▸ **Task A**: In the passage about the book Fifty Shades of Grace, which press is publishing the book?
▸ **Task B**: Transcribe the stretch from "These are the" through "the Mennonite/Anabaptist tradition." in the passage about the book Fifty Shades of Grace.
▸ **Task C**: Carry on the passage about the book Fifty Shades of Grace from the point where it stops.

These are the kinds of settings where grace is found, as readers will discover in a new inspirational book from Herald Press. Fifty Shades of Grace: Stories of Inspiration and Promise is filled with short, true-life accounts from Jim Wallis, Lovella Schellenberg, Marty Troyer, Ron Dueck, Joanne Klassen, Owen Burkholder and many other writers, mostly from the Mennonite/Anabaptist tradition.

The stories of this inspirational book tell of grace moments related to occupation, parenting, family relationships, grief and death, ministry and difficult life situations. It can also be discussed in small groups using a brief study guide at the back of the book.

▸ **Material provided**:
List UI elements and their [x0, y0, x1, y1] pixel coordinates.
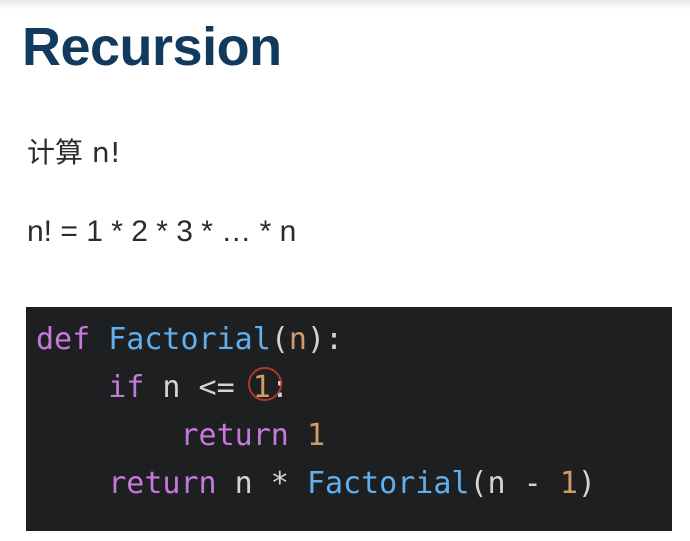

▸ **Task answer A**: Herald Press

▸ **Task answer B**:
These are the kinds of settings where grace is found, as readers will discover in a new inspirational book from Herald Press. Fifty Shades of Grace: Stories of Inspiration and Promise is filled with short, true-life accounts from Jim Wallis, Lovella Schellenberg, Marty Troyer, Ron Dueck, Joanne Klassen, Owen Burkholder and many other writers, mostly from the Mennonite/Anabaptist tradition.

▸ **Task answer C**:
In his foreword, Donald B. Kraybill, an authority on Anabaptist groups and co-author of Amish Grace: How Forgiveness Transcended Tragedy, writes, “The stories compel, mesmerize, and strike again and again with wonderment for the many colours of God’s lavish love. These contemporary stories of grace all rub against the grain of popular culture. They offer a redemptive counterpoint to the darkness and oppression lurking in the shadows of bestseller Fifty Shades of Grey.”

Dennis Hollinger, president of Gordon-Conwell Theological Seminary in Massachusetts, and author of The Meaning of Sex: Christian Ethics and the Moral Life, writes, “Unlike the book with a similar title, Fifty Shades of Grace portrays the divine reality that meets the greatest need of humans, and their deepest longings.”